▶ _DATA FOR PROCESSING_
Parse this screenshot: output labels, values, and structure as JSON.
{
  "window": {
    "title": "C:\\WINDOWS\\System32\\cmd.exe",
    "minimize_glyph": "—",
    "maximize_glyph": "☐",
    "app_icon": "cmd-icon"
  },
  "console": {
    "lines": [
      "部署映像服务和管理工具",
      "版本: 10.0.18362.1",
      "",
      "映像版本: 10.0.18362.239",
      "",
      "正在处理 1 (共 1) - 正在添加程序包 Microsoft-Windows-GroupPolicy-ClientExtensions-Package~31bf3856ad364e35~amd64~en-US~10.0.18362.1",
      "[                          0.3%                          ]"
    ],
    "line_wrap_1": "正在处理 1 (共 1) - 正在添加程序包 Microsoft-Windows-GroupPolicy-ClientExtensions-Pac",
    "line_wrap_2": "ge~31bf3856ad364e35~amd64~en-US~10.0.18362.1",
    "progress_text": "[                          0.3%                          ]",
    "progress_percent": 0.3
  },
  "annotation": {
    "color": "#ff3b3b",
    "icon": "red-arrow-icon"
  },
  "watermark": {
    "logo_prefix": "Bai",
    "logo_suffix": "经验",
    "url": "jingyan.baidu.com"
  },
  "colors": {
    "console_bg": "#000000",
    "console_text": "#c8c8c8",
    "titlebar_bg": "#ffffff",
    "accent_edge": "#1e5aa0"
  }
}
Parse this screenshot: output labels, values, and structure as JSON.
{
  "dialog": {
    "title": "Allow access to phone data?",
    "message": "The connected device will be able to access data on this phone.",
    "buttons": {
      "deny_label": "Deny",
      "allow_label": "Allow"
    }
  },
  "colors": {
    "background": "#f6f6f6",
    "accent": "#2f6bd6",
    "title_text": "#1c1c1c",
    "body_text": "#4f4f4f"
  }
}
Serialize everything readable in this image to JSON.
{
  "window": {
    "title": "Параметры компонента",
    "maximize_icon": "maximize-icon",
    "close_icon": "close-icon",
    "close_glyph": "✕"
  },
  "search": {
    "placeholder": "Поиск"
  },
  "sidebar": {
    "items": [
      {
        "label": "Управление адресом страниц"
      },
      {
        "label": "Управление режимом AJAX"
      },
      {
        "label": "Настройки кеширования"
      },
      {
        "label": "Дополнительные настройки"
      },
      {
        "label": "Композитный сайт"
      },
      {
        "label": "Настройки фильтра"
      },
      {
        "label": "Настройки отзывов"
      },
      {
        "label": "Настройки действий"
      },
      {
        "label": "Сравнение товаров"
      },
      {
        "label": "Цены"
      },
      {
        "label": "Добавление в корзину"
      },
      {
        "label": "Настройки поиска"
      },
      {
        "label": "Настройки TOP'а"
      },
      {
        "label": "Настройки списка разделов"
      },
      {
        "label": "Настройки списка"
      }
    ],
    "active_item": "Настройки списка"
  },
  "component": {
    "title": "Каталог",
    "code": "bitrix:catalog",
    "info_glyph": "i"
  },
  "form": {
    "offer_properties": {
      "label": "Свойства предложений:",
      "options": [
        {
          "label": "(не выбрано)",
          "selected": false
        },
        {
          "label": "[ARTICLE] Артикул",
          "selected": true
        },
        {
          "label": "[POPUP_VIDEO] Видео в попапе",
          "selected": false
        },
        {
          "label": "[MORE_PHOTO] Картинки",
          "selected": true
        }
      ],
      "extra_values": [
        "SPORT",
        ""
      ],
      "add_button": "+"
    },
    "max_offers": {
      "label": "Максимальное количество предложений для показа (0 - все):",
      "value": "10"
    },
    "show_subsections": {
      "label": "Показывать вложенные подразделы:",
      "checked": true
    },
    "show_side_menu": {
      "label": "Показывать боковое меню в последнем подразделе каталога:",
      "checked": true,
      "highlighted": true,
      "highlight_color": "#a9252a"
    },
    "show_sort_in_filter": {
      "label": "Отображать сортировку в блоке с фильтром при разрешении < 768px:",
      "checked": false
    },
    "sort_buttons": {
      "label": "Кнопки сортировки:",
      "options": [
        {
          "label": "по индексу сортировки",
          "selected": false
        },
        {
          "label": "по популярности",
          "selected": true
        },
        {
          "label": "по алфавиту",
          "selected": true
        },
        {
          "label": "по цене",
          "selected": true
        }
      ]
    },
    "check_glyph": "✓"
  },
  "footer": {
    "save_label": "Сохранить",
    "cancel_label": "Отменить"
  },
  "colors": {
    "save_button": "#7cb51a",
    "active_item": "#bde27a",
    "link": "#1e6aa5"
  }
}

▶ _WORK INSTRUCTIONS_
Above are the records; retype them all without a single difference.

▶ _COMPLETE ANSWER_
Parse this screenshot: output labels, values, and structure as JSON.
{
  "window": {
    "title": "C:\\WINDOWS\\System32\\cmd.exe",
    "minimize_glyph": "—",
    "maximize_glyph": "☐",
    "app_icon": "cmd-icon"
  },
  "console": {
    "lines": [
      "部署映像服务和管理工具",
      "版本: 10.0.18362.1",
      "",
      "映像版本: 10.0.18362.239",
      "",
      "正在处理 1 (共 1) - 正在添加程序包 Microsoft-Windows-GroupPolicy-ClientExtensions-Package~31bf3856ad364e35~amd64~en-US~10.0.18362.1",
      "[                          0.3%                          ]"
    ],
    "line_wrap_1": "正在处理 1 (共 1) - 正在添加程序包 Microsoft-Windows-GroupPolicy-ClientExtensions-Pac",
    "line_wrap_2": "ge~31bf3856ad364e35~amd64~en-US~10.0.18362.1",
    "progress_text": "[                          0.3%                          ]",
    "progress_percent": 0.3
  },
  "annotation": {
    "color": "#ff3b3b",
    "icon": "red-arrow-icon"
  },
  "watermark": {
    "logo_prefix": "Bai",
    "logo_suffix": "经验",
    "url": "jingyan.baidu.com"
  },
  "colors": {
    "console_bg": "#000000",
    "console_text": "#c8c8c8",
    "titlebar_bg": "#ffffff",
    "accent_edge": "#1e5aa0"
  }
}
Parse this screenshot: output labels, values, and structure as JSON.
{
  "dialog": {
    "title": "Allow access to phone data?",
    "message": "The connected device will be able to access data on this phone.",
    "buttons": {
      "deny_label": "Deny",
      "allow_label": "Allow"
    }
  },
  "colors": {
    "background": "#f6f6f6",
    "accent": "#2f6bd6",
    "title_text": "#1c1c1c",
    "body_text": "#4f4f4f"
  }
}
Serialize everything readable in this image to JSON.
{
  "window": {
    "title": "Параметры компонента",
    "maximize_icon": "maximize-icon",
    "close_icon": "close-icon",
    "close_glyph": "✕"
  },
  "search": {
    "placeholder": "Поиск"
  },
  "sidebar": {
    "items": [
      {
        "label": "Управление адресом страниц"
      },
      {
        "label": "Управление режимом AJAX"
      },
      {
        "label": "Настройки кеширования"
      },
      {
        "label": "Дополнительные настройки"
      },
      {
        "label": "Композитный сайт"
      },
      {
        "label": "Настройки фильтра"
      },
      {
        "label": "Настройки отзывов"
      },
      {
        "label": "Настройки действий"
      },
      {
        "label": "Сравнение товаров"
      },
      {
        "label": "Цены"
      },
      {
        "label": "Добавление в корзину"
      },
      {
        "label": "Настройки поиска"
      },
      {
        "label": "Настройки TOP'а"
      },
      {
        "label": "Настройки списка разделов"
      },
      {
        "label": "Настройки списка"
      }
    ],
    "active_item": "Настройки списка"
  },
  "component": {
    "title": "Каталог",
    "code": "bitrix:catalog",
    "info_glyph": "i"
  },
  "form": {
    "offer_properties": {
      "label": "Свойства предложений:",
      "options": [
        {
          "label": "(не выбрано)",
          "selected": false
        },
        {
          "label": "[ARTICLE] Артикул",
          "selected": true
        },
        {
          "label": "[POPUP_VIDEO] Видео в попапе",
          "selected": false
        },
        {
          "label": "[MORE_PHOTO] Картинки",
          "selected": true
        }
      ],
      "extra_values": [
        "SPORT",
        ""
      ],
      "add_button": "+"
    },
    "max_offers": {
      "label": "Максимальное количество предложений для показа (0 - все):",
      "value": "10"
    },
    "show_subsections": {
      "label": "Показывать вложенные подразделы:",
      "checked": true
    },
    "show_side_menu": {
      "label": "Показывать боковое меню в последнем подразделе каталога:",
      "checked": true,
      "highlighted": true,
      "highlight_color": "#a9252a"
    },
    "show_sort_in_filter": {
      "label": "Отображать сортировку в блоке с фильтром при разрешении < 768px:",
      "checked": false
    },
    "sort_buttons": {
      "label": "Кнопки сортировки:",
      "options": [
        {
          "label": "по индексу сортировки",
          "selected": false
        },
        {
          "label": "по популярности",
          "selected": true
        },
        {
          "label": "по алфавиту",
          "selected": true
        },
        {
          "label": "по цене",
          "selected": true
        }
      ]
    },
    "check_glyph": "✓"
  },
  "footer": {
    "save_label": "Сохранить",
    "cancel_label": "Отменить"
  },
  "colors": {
    "save_button": "#7cb51a",
    "active_item": "#bde27a",
    "link": "#1e6aa5"
  }
}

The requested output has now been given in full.